_Problem A_.
In the warning-method patent excerpt, rewrite the paragraph that begins "The disclosure provides a warning method applicable to use a processor" as a brief numbered list of its steps.
_Problem B_.
According to the warning-method patent excerpt, what kind of algorithm is used to obtain the depth map of the image?
_Problem C_.
Go on with the warning-method patent excerpt, picking up right after its final sentence.

------ Source excerpt

This application claims the priority benefit of Taiwan application serial no. 113102073, filed on Jan. 18, 2024. The entirety of the above-mentioned patent application is hereby incorporated by reference herein and made a part of this specification.
The disclosure relates to a monitoring method and system, and in particular, relates to a warning method and a warning system.
Conventionally, in an alarm system that uses a single camera to monitor a space control zone, the main task is to perform image recognition and processing on an image taken by the camera to obtain the object range of people or objects in the image and the warning range of the control zone of the image. Further, the overlapping area between the object range and the warning range is used to determine whether a person or object has entered the control zone, and an alarm is then issued.
However, in this method, since the single-camera screen is a planar projected image, the judgment of the relationship between the object range and the warning range is limited to the projection plane of the image, thus causing misjudgment of the following situations. That is, the people or objects in the image have not entered the warning range in the real three-dimensional space, but due to the camera's viewing angle, the people or objects in the image will still overlap with the warning range on the projected image plane.
The disclosure provides a warning method and a warning system capable of accurately detecting intrusion in a control zone through image recognition.
The disclosure provides a warning method applicable to use a processor to execute the following steps, and the steps include the following. A specified object in an image is detected. A plurality of key points on the specified object are extracted. A plurality of first pixel coordinates of the key points of an image coordinate system are converted into a plurality of first world coordinates of a world coordinate system based on a transformation matrix. A plurality of second pixel coordinates of a control zone of the image of the image coordinate system are converted into a plurality of second world coordinates of the world coordinate system based on the transformation matrix. In response to at least one of the first world coordinates falling into a range formed by the second world coordinates, a warning message is issued.
In an embodiment of the disclosure, the warning method further includes the following steps. A depth map of the image is obtained using a monocular depth estimation algorithm. The depth map includes a plurality of depth values of a plurality of pixels of the image. A plurality of interest points are extracted from the pixels, a plurality of depth values corresponding to the interest points are extracted from the depth map, and a plurality of camera coordinates are calculated based on pixel coordinates of the interest points of the image coordinate system, an internal parameter of an image acquisition device configured to acquire the image, and the depth values of the interest points. The transformation matrix between the image coordinate system and the world coordinate system are calculated based on the plurality of camera coordinates.

------------
------ Information supplied

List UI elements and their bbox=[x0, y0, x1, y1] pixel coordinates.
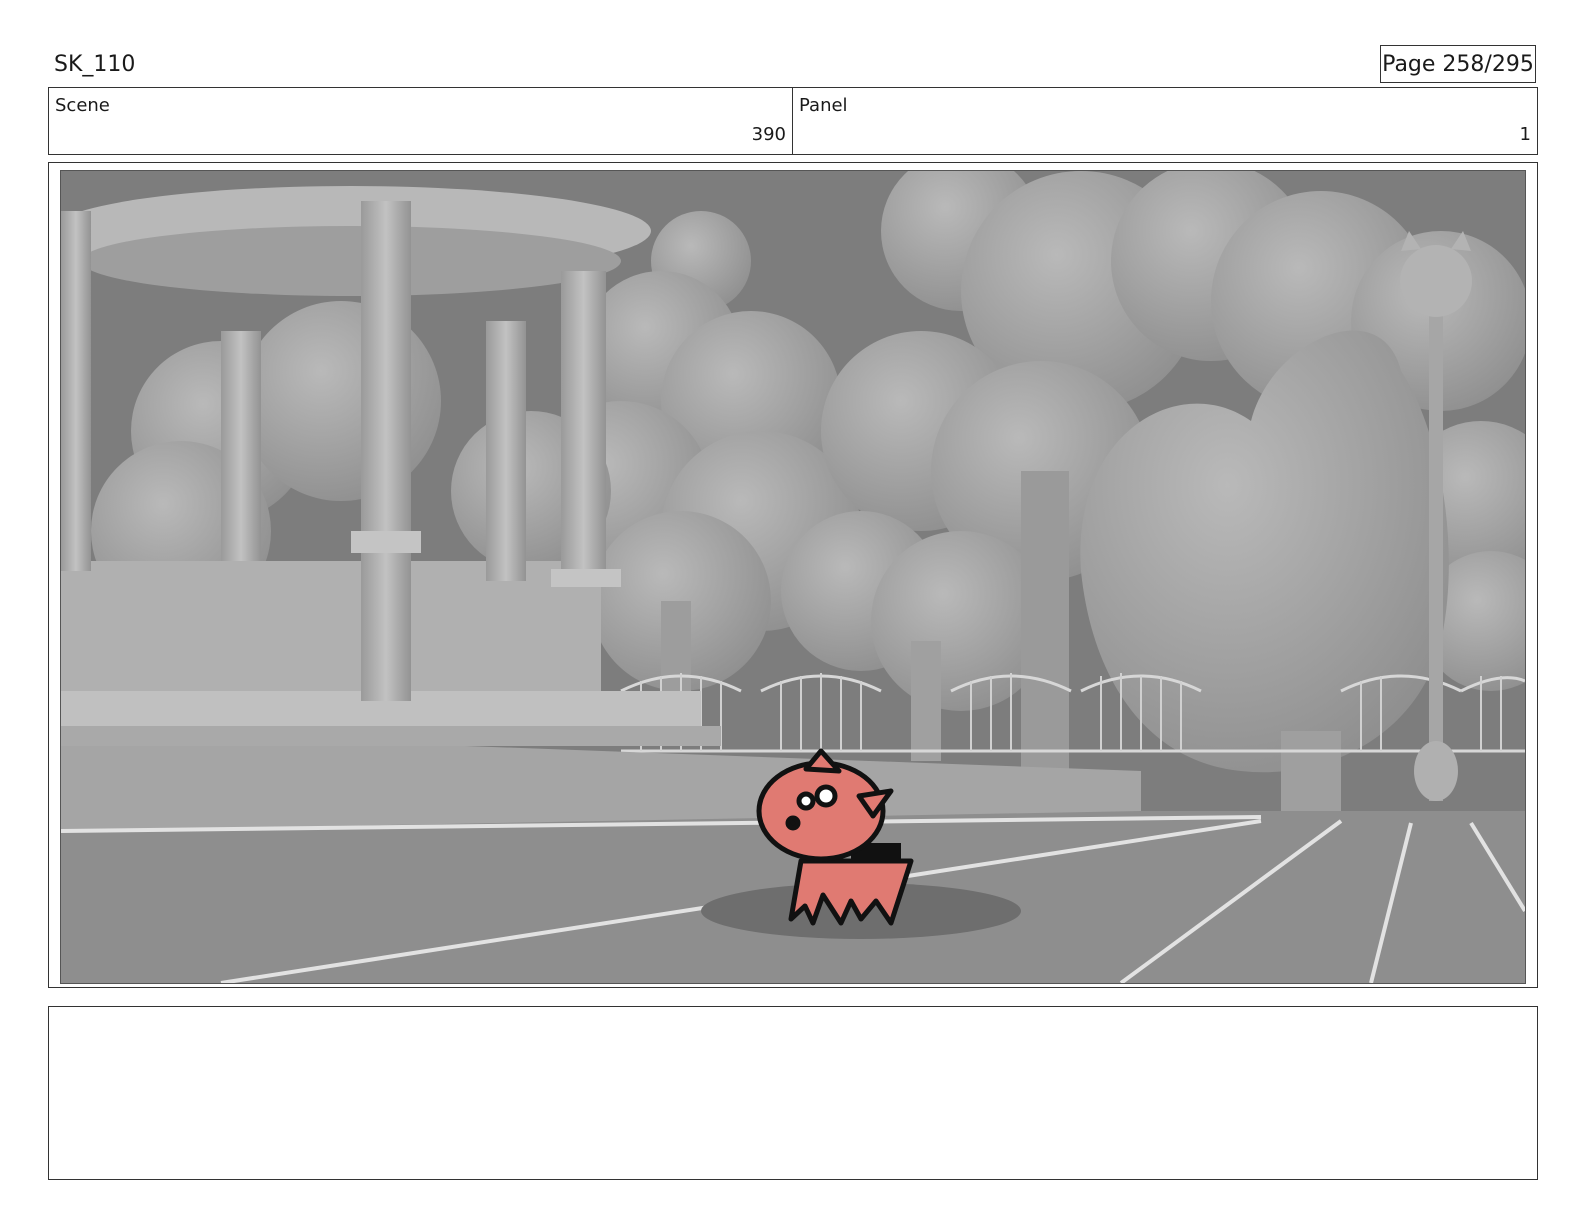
page-number-box: Page 258/295 bbox=[1380, 45, 1536, 83]
scene-label: Scene bbox=[55, 95, 110, 116]
scene-value: 390 bbox=[751, 124, 786, 145]
panel-artwork bbox=[60, 170, 1526, 984]
panel-value: 1 bbox=[1519, 124, 1531, 145]
storyboard-frame bbox=[48, 162, 1538, 988]
document-title: SK_110 bbox=[54, 52, 136, 77]
panel-cell: Panel 1 bbox=[793, 88, 1537, 154]
scene-cell: Scene 390 bbox=[49, 88, 793, 154]
info-row: Scene 390 Panel 1 bbox=[48, 87, 1538, 155]
scene-illustration bbox=[61, 171, 1525, 983]
panel-label: Panel bbox=[799, 95, 848, 116]
notes-box bbox=[48, 1006, 1538, 1180]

------------

_Written response A_.
1. Detect a specified object in an image.
2. Extract multiple key points on that object.
3. Using a transformation matrix, convert the key points' pixel coordinates in the image coordinate system into world coordinates.
4. Using the same transformation matrix, convert the pixel coordinates of the image's control zone into world coordinates.
5. Issue a warning message if at least one key-point world coordinate falls within the range formed by the control zone's world coordinates.

_Written response B_.
A monocular depth estimation algorithm.

_Written response C_.
In an embodiment of the disclosure, the interest points include a first interest point, a second interest point, and a third interest point. The camera coordinates include first camera coordinates, second camera coordinates, and third camera coordinates. The first camera coordinates, the second camera coordinates, and the third camera coordinates are respectively coordinates of the first interest point, the second interest point, and the third interest point of the image coordinate system. The step of calculating the transformation matrix between the image coordinate system and the world coordinate system further includes the following steps. A first vector is obtained based on the first camera coordinates and the second camera coordinates. A second vector is obtained based on the first camera coordinates and the third camera coordinates. A normal vector is calculated based on the first vector and the second vector. The normal vector is normalized to obtain a normalized normal vector. A rotation matrix is obtained based on the normalized normal vector. The transformation matrix is obtained based on the rotation matrix and a translation matrix.
In an embodiment of the disclosure, the step of extracting the plurality of interest points from the pixels includes the following step. The interest points are selected in a world plane of the image based on user selection.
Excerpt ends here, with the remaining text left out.